=== TASK DATA ===

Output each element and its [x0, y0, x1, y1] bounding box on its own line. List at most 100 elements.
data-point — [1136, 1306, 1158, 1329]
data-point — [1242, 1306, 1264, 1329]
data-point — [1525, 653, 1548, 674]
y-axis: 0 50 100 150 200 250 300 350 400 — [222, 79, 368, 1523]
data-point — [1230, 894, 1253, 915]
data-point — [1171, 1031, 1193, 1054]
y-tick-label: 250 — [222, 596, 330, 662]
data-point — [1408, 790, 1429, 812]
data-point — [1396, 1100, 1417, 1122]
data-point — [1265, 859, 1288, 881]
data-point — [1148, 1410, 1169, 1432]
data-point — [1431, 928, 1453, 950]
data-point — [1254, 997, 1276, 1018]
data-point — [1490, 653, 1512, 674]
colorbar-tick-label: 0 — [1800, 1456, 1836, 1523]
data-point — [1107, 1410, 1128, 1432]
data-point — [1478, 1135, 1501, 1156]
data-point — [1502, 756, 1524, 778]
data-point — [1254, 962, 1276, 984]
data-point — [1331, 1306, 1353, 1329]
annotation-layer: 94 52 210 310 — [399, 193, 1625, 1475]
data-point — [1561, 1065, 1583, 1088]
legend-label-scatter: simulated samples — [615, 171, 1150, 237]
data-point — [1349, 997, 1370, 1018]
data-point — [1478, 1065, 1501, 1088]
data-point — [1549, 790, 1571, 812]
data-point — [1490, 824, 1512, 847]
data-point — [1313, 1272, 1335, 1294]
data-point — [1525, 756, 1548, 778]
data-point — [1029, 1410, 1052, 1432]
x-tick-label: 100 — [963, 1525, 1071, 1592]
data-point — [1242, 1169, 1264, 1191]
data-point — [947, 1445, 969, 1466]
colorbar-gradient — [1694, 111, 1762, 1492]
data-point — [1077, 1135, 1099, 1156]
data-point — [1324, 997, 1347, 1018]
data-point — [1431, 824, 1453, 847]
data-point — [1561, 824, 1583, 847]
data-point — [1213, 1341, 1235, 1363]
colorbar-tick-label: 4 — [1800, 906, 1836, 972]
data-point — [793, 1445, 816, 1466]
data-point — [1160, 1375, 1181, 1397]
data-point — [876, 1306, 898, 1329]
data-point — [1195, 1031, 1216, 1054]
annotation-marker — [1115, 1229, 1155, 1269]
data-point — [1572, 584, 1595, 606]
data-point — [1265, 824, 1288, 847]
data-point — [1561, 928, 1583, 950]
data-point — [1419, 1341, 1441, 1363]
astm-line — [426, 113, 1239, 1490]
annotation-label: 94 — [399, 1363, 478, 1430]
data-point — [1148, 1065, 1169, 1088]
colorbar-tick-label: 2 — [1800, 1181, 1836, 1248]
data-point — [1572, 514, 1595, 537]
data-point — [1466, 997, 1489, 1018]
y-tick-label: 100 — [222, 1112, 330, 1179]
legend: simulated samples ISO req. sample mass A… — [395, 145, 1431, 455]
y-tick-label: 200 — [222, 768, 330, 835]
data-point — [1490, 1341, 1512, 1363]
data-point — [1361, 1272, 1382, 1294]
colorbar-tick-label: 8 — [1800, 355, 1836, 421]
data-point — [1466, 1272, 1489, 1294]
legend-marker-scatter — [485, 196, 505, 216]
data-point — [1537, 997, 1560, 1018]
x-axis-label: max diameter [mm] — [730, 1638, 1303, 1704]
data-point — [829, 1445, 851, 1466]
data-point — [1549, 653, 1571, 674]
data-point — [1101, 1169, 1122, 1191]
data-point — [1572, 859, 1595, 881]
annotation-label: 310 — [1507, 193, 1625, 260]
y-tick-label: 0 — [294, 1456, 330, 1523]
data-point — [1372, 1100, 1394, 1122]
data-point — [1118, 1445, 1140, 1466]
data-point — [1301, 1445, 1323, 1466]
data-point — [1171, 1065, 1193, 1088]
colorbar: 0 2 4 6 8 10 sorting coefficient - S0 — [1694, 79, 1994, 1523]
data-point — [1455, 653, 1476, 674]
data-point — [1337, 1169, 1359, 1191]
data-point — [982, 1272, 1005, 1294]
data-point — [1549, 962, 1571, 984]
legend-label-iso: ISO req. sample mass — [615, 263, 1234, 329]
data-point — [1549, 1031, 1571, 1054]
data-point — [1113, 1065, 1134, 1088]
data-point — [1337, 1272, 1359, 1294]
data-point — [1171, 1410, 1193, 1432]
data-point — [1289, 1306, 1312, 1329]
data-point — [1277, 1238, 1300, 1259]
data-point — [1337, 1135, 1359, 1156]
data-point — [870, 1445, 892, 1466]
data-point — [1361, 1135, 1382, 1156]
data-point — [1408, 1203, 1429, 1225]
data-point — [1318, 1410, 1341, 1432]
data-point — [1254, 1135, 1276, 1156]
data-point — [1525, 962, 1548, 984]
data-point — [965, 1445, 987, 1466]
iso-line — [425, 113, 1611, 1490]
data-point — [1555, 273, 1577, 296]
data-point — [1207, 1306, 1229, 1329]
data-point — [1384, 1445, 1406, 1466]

===

SHORT EXERCISE » Rewrite the records, replacing each "data-point" with "scatter-point" and keeping everything else the same.

WRITTEN SOLUTION »
Output each element and its [x0, y0, x1, y1] bounding box on its own line. List at most 100 elements.
scatter-point — [1136, 1306, 1158, 1329]
scatter-point — [1242, 1306, 1264, 1329]
scatter-point — [1525, 653, 1548, 674]
y-axis: 0 50 100 150 200 250 300 350 400 — [222, 79, 368, 1523]
scatter-point — [1230, 894, 1253, 915]
scatter-point — [1171, 1031, 1193, 1054]
y-tick-label: 250 — [222, 596, 330, 662]
scatter-point — [1408, 790, 1429, 812]
scatter-point — [1396, 1100, 1417, 1122]
scatter-point — [1265, 859, 1288, 881]
scatter-point — [1148, 1410, 1169, 1432]
scatter-point — [1431, 928, 1453, 950]
scatter-point — [1254, 997, 1276, 1018]
scatter-point — [1490, 653, 1512, 674]
colorbar-tick-label: 0 — [1800, 1456, 1836, 1523]
scatter-point — [1107, 1410, 1128, 1432]
scatter-point — [1478, 1135, 1501, 1156]
scatter-point — [1502, 756, 1524, 778]
scatter-point — [1254, 962, 1276, 984]
scatter-point — [1331, 1306, 1353, 1329]
annotation-layer: 94 52 210 310 — [399, 193, 1625, 1475]
scatter-point — [1561, 1065, 1583, 1088]
legend-label-scatter: simulated samples — [615, 171, 1150, 237]
scatter-point — [1349, 997, 1370, 1018]
scatter-point — [1478, 1065, 1501, 1088]
scatter-point — [1549, 790, 1571, 812]
scatter-point — [1490, 824, 1512, 847]
scatter-point — [1313, 1272, 1335, 1294]
scatter-point — [1525, 756, 1548, 778]
scatter-point — [1029, 1410, 1052, 1432]
x-tick-label: 100 — [963, 1525, 1071, 1592]
scatter-point — [1242, 1169, 1264, 1191]
scatter-point — [947, 1445, 969, 1466]
colorbar-gradient — [1694, 111, 1762, 1492]
scatter-point — [1077, 1135, 1099, 1156]
scatter-point — [1324, 997, 1347, 1018]
scatter-point — [1431, 824, 1453, 847]
scatter-point — [1561, 824, 1583, 847]
scatter-point — [1213, 1341, 1235, 1363]
colorbar-tick-label: 4 — [1800, 906, 1836, 972]
scatter-point — [793, 1445, 816, 1466]
scatter-point — [1160, 1375, 1181, 1397]
scatter-point — [876, 1306, 898, 1329]
scatter-point — [1195, 1031, 1216, 1054]
annotation-marker — [1115, 1229, 1155, 1269]
scatter-point — [1572, 584, 1595, 606]
scatter-point — [1265, 824, 1288, 847]
scatter-point — [1561, 928, 1583, 950]
scatter-point — [1419, 1341, 1441, 1363]
astm-line — [426, 113, 1239, 1490]
annotation-label: 94 — [399, 1363, 478, 1430]
scatter-point — [1148, 1065, 1169, 1088]
colorbar-tick-label: 2 — [1800, 1181, 1836, 1248]
scatter-point — [1572, 514, 1595, 537]
scatter-point — [1466, 997, 1489, 1018]
y-tick-label: 100 — [222, 1112, 330, 1179]
legend: simulated samples ISO req. sample mass A… — [395, 145, 1431, 455]
y-tick-label: 200 — [222, 768, 330, 835]
scatter-point — [1490, 1341, 1512, 1363]
scatter-point — [1361, 1272, 1382, 1294]
colorbar-tick-label: 8 — [1800, 355, 1836, 421]
scatter-point — [1466, 1272, 1489, 1294]
legend-marker-scatter — [485, 196, 505, 216]
scatter-point — [1537, 997, 1560, 1018]
x-axis-label: max diameter [mm] — [730, 1638, 1303, 1704]
scatter-point — [829, 1445, 851, 1466]
scatter-point — [1549, 653, 1571, 674]
scatter-point — [1101, 1169, 1122, 1191]
scatter-point — [1572, 859, 1595, 881]
annotation-label: 310 — [1507, 193, 1625, 260]
y-tick-label: 0 — [294, 1456, 330, 1523]
scatter-point — [1372, 1100, 1394, 1122]
scatter-point — [1118, 1445, 1140, 1466]
scatter-point — [1301, 1445, 1323, 1466]
scatter-point — [1171, 1065, 1193, 1088]
colorbar: 0 2 4 6 8 10 sorting coefficient - S0 — [1694, 79, 1994, 1523]
scatter-point — [1455, 653, 1476, 674]
scatter-point — [1337, 1169, 1359, 1191]
scatter-point — [982, 1272, 1005, 1294]
scatter-point — [1549, 962, 1571, 984]
legend-label-iso: ISO req. sample mass — [615, 263, 1234, 329]
scatter-point — [1549, 1031, 1571, 1054]
scatter-point — [1113, 1065, 1134, 1088]
scatter-point — [1337, 1272, 1359, 1294]
scatter-point — [1171, 1410, 1193, 1432]
scatter-point — [1289, 1306, 1312, 1329]
scatter-point — [1277, 1238, 1300, 1259]
scatter-point — [1337, 1135, 1359, 1156]
scatter-point — [870, 1445, 892, 1466]
scatter-point — [1361, 1135, 1382, 1156]
scatter-point — [1408, 1203, 1429, 1225]
scatter-point — [1318, 1410, 1341, 1432]
scatter-point — [1254, 1135, 1276, 1156]
scatter-point — [1525, 962, 1548, 984]
scatter-point — [965, 1445, 987, 1466]
iso-line — [425, 113, 1611, 1490]
scatter-point — [1555, 273, 1577, 296]
scatter-point — [1207, 1306, 1229, 1329]
scatter-point — [1384, 1445, 1406, 1466]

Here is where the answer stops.